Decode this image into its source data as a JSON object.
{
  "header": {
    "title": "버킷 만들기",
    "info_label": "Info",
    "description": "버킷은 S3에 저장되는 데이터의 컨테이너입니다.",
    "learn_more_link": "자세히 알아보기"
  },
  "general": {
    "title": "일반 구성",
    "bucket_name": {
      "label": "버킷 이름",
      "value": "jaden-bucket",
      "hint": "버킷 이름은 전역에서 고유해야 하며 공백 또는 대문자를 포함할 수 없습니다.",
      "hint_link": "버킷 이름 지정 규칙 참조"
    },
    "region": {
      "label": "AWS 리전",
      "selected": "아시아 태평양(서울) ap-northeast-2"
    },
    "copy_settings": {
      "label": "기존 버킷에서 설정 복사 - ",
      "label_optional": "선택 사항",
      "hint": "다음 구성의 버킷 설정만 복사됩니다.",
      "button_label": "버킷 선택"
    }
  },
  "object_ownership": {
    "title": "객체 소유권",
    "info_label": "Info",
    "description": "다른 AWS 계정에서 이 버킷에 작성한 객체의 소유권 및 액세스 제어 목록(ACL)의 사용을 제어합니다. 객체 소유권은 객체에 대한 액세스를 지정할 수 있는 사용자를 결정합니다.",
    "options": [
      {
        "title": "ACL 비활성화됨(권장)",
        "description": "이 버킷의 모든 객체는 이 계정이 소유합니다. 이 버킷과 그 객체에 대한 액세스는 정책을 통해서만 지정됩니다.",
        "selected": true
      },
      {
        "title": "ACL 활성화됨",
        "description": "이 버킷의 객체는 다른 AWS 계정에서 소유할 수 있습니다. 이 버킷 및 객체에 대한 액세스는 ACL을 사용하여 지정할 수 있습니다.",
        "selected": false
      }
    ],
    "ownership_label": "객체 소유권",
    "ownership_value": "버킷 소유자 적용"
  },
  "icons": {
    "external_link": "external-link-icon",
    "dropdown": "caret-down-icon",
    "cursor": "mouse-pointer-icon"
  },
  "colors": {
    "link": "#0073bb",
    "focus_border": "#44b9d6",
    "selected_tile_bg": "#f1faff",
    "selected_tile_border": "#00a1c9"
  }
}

━━━━━━━━━━━━━━━━━━━━

▶ **Exercise prompt**
Take the listing above and write it out again exactly.

▶ **Completed exercise**
Decode this image into its source data as a JSON object.
{
  "header": {
    "title": "버킷 만들기",
    "info_label": "Info",
    "description": "버킷은 S3에 저장되는 데이터의 컨테이너입니다.",
    "learn_more_link": "자세히 알아보기"
  },
  "general": {
    "title": "일반 구성",
    "bucket_name": {
      "label": "버킷 이름",
      "value": "jaden-bucket",
      "hint": "버킷 이름은 전역에서 고유해야 하며 공백 또는 대문자를 포함할 수 없습니다.",
      "hint_link": "버킷 이름 지정 규칙 참조"
    },
    "region": {
      "label": "AWS 리전",
      "selected": "아시아 태평양(서울) ap-northeast-2"
    },
    "copy_settings": {
      "label": "기존 버킷에서 설정 복사 - ",
      "label_optional": "선택 사항",
      "hint": "다음 구성의 버킷 설정만 복사됩니다.",
      "button_label": "버킷 선택"
    }
  },
  "object_ownership": {
    "title": "객체 소유권",
    "info_label": "Info",
    "description": "다른 AWS 계정에서 이 버킷에 작성한 객체의 소유권 및 액세스 제어 목록(ACL)의 사용을 제어합니다. 객체 소유권은 객체에 대한 액세스를 지정할 수 있는 사용자를 결정합니다.",
    "options": [
      {
        "title": "ACL 비활성화됨(권장)",
        "description": "이 버킷의 모든 객체는 이 계정이 소유합니다. 이 버킷과 그 객체에 대한 액세스는 정책을 통해서만 지정됩니다.",
        "selected": true
      },
      {
        "title": "ACL 활성화됨",
        "description": "이 버킷의 객체는 다른 AWS 계정에서 소유할 수 있습니다. 이 버킷 및 객체에 대한 액세스는 ACL을 사용하여 지정할 수 있습니다.",
        "selected": false
      }
    ],
    "ownership_label": "객체 소유권",
    "ownership_value": "버킷 소유자 적용"
  },
  "icons": {
    "external_link": "external-link-icon",
    "dropdown": "caret-down-icon",
    "cursor": "mouse-pointer-icon"
  },
  "colors": {
    "link": "#0073bb",
    "focus_border": "#44b9d6",
    "selected_tile_bg": "#f1faff",
    "selected_tile_border": "#00a1c9"
  }
}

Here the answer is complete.